[Saved data entries]
------------

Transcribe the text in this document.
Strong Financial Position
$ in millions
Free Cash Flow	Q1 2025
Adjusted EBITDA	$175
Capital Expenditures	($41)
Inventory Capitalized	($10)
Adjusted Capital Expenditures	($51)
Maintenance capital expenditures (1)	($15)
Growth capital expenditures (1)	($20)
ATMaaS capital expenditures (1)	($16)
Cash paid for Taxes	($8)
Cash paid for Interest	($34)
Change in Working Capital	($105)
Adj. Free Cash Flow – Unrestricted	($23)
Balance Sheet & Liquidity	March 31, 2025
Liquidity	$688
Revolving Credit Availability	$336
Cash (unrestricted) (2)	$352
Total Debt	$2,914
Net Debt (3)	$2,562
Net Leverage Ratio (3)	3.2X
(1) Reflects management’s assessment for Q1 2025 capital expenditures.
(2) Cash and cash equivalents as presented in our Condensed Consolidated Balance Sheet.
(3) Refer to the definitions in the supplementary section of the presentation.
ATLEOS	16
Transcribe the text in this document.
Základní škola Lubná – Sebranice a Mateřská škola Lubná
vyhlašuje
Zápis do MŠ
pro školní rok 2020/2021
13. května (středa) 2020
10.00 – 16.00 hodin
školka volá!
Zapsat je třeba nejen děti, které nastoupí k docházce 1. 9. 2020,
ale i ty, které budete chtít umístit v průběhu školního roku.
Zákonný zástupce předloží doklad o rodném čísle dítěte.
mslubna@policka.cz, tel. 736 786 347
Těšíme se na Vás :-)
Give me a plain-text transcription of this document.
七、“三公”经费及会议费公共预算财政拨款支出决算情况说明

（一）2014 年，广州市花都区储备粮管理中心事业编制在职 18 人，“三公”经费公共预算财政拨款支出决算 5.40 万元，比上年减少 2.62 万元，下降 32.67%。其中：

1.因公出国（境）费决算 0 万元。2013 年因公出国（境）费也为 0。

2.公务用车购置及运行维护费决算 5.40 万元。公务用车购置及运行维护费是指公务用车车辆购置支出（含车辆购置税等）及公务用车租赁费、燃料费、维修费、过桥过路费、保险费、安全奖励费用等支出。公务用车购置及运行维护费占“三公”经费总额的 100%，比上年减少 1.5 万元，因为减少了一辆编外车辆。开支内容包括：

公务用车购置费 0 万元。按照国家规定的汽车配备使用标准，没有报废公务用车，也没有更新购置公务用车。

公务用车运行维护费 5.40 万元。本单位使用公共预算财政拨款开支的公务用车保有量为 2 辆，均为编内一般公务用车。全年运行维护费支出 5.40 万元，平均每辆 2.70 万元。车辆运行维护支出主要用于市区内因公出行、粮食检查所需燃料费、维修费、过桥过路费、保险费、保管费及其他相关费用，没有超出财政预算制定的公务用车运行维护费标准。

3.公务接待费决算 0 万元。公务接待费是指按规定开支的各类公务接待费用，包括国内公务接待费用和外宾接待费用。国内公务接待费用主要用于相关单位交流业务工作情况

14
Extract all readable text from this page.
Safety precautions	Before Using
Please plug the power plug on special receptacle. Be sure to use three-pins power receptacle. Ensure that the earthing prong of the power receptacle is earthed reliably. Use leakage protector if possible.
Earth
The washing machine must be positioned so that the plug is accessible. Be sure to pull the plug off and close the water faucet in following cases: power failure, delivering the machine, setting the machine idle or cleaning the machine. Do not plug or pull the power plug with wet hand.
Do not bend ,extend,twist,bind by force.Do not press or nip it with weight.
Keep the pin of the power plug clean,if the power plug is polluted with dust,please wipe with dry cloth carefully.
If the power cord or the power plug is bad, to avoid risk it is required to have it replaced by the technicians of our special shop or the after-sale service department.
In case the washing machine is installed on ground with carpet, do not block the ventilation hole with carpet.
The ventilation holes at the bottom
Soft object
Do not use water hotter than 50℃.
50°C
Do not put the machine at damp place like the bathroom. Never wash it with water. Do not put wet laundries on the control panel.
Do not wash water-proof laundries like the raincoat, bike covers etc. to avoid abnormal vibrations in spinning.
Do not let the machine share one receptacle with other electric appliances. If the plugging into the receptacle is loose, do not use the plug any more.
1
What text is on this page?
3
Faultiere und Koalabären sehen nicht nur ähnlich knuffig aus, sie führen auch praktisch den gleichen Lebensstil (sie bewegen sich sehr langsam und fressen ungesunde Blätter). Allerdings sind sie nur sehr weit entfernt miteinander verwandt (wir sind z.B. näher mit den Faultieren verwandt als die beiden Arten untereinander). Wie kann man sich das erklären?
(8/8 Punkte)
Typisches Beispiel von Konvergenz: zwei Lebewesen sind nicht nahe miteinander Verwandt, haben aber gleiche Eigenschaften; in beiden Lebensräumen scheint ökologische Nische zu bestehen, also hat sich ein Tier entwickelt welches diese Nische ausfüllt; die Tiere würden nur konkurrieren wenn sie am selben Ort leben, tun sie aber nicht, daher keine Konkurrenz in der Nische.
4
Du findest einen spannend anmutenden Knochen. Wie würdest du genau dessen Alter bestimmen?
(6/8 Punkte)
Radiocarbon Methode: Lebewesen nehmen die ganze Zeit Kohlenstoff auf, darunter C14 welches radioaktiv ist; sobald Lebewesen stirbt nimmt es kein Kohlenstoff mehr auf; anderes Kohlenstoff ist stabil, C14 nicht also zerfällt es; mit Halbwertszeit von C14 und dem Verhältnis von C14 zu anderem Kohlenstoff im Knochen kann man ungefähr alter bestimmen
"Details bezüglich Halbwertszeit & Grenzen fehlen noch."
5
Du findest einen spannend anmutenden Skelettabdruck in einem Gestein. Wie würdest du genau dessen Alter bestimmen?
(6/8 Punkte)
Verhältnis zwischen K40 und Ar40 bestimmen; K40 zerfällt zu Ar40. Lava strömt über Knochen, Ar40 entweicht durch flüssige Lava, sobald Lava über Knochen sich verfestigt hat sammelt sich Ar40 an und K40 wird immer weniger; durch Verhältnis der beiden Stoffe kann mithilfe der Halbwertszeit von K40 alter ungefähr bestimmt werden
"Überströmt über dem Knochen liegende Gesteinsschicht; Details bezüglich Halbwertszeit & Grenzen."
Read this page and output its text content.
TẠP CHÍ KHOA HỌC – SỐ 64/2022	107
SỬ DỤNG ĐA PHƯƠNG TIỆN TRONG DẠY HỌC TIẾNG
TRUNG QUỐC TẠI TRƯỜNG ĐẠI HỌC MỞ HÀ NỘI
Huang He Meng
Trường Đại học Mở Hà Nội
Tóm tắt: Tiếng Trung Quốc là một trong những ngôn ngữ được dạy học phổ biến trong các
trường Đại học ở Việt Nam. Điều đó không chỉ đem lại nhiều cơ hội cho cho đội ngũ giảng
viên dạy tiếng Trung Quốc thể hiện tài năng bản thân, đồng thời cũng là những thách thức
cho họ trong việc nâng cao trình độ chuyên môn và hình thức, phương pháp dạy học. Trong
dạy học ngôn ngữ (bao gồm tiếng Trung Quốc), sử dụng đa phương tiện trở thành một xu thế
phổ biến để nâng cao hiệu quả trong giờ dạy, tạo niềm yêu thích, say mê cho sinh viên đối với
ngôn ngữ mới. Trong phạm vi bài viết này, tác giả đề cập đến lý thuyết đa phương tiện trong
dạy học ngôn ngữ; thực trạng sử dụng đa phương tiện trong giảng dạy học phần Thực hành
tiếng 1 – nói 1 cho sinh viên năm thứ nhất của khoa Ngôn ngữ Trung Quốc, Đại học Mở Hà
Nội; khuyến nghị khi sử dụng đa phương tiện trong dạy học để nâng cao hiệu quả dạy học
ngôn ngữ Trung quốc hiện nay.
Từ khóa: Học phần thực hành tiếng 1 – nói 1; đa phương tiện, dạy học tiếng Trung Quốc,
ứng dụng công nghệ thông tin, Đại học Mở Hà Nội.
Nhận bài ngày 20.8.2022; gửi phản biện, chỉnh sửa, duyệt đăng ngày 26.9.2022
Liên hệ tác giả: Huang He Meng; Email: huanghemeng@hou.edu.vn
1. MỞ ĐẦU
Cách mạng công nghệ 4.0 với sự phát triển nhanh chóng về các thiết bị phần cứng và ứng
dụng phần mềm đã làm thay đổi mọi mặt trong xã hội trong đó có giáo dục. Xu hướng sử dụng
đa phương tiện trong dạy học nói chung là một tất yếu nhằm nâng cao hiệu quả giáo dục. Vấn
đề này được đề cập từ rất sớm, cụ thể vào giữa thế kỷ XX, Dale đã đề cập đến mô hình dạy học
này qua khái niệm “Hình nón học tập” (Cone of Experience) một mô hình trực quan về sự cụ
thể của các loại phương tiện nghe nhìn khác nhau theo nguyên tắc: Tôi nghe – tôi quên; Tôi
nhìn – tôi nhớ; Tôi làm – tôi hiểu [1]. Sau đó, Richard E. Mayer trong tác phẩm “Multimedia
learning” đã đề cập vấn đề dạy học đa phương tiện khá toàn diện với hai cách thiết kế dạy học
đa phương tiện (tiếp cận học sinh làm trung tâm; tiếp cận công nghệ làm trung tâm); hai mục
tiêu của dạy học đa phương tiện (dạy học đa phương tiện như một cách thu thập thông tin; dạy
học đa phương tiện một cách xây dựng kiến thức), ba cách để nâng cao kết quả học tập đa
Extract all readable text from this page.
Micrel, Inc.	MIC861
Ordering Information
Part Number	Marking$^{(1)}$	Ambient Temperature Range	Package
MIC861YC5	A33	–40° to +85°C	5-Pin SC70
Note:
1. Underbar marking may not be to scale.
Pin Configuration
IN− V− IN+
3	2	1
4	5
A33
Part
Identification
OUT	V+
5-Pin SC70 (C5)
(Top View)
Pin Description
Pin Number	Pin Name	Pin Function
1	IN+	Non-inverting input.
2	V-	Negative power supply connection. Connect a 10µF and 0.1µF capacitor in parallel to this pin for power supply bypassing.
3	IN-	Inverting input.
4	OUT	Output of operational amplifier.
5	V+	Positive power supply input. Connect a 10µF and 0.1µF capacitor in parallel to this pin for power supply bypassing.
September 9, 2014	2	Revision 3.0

------------

■ **Aim of the task**
Pull out the lines above in which the word "capacitor" appears.

■ **Written solution**
2	V-	Negative power supply connection. Connect a 10µF and 0.1µF capacitor in parallel to this pin for power supply bypassing.
5	V+	Positive power supply input. Connect a 10µF and 0.1µF capacitor in parallel to this pin for power supply bypassing.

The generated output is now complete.